╭──

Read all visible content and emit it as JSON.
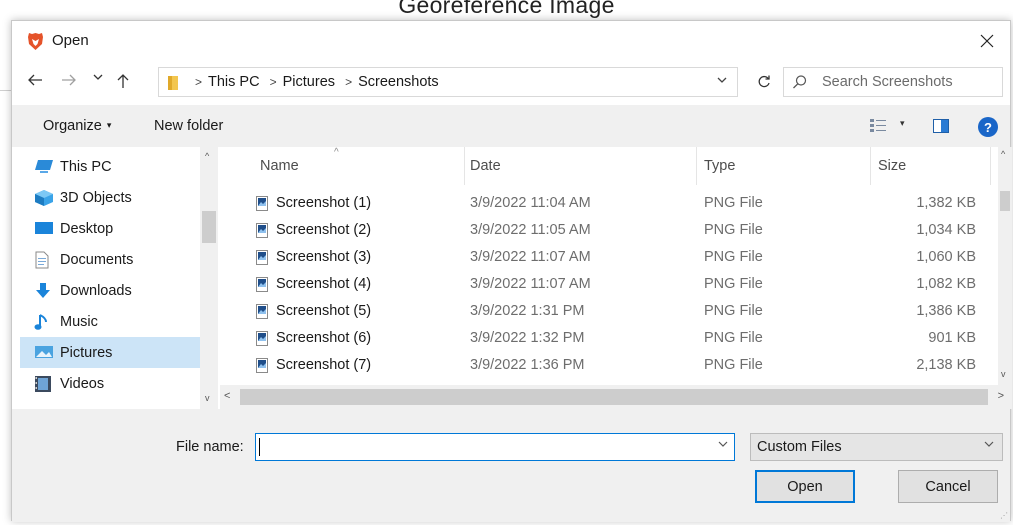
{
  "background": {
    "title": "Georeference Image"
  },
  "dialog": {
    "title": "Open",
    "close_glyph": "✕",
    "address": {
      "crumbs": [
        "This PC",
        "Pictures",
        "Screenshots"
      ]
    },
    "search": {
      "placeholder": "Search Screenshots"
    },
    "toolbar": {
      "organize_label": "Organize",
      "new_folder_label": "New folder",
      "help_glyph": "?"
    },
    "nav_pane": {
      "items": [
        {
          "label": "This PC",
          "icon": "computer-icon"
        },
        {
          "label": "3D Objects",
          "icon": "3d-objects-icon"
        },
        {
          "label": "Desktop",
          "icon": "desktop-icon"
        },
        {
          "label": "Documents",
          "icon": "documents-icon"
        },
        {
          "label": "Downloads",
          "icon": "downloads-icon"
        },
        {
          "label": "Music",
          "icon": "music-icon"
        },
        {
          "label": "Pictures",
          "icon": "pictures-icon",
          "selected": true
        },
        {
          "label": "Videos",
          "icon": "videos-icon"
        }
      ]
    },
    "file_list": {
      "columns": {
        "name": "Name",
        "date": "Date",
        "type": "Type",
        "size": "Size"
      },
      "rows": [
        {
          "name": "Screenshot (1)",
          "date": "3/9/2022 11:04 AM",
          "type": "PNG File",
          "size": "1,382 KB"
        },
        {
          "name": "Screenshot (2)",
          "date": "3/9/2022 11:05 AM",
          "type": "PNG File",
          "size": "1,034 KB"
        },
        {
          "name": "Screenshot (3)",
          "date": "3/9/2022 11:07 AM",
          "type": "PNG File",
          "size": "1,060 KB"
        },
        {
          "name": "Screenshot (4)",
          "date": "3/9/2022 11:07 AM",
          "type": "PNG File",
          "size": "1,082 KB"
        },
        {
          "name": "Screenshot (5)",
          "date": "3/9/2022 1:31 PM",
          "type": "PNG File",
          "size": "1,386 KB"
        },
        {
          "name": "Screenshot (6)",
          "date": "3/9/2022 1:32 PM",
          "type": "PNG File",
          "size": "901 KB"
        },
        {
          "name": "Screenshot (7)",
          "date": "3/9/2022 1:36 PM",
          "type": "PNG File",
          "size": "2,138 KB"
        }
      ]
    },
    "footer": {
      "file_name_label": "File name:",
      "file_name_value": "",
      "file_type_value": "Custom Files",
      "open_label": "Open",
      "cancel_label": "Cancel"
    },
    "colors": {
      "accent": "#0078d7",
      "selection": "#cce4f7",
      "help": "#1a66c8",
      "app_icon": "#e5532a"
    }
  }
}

╰──
╭──

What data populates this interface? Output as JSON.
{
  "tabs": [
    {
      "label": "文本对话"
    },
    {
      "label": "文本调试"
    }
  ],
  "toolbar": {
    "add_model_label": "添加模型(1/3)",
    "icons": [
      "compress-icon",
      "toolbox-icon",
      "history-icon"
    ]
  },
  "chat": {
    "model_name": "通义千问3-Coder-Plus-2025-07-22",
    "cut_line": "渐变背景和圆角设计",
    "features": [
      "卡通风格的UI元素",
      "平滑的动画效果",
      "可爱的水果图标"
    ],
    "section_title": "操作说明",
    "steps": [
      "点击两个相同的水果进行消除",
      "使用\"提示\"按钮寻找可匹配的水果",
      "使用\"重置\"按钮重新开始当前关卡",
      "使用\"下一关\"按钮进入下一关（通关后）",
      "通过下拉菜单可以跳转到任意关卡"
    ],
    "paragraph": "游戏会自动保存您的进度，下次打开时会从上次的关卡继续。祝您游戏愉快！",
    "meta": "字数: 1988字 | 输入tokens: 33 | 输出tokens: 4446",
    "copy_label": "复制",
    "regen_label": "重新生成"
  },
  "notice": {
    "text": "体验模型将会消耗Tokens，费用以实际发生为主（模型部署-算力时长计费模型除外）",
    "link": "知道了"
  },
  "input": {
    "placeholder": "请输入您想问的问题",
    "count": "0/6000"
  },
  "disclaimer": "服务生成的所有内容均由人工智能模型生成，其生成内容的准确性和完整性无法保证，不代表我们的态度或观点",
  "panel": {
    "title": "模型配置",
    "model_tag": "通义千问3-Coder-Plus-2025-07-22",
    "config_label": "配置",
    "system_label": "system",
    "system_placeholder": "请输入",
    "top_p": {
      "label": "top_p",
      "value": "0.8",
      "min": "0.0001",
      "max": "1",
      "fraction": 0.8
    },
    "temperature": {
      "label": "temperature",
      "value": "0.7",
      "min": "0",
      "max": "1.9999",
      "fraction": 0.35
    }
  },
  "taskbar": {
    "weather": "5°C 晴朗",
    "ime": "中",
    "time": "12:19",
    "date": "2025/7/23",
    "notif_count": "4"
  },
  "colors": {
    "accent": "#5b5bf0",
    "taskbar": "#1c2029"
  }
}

╰──

TO DO: Locate each line containing the string "Coder" and show it.

EXERCISE RESPONSE:
    "model_name": "通义千问3-Coder-Plus-2025-07-22",
    "model_tag": "通义千问3-Coder-Plus-2025-07-22",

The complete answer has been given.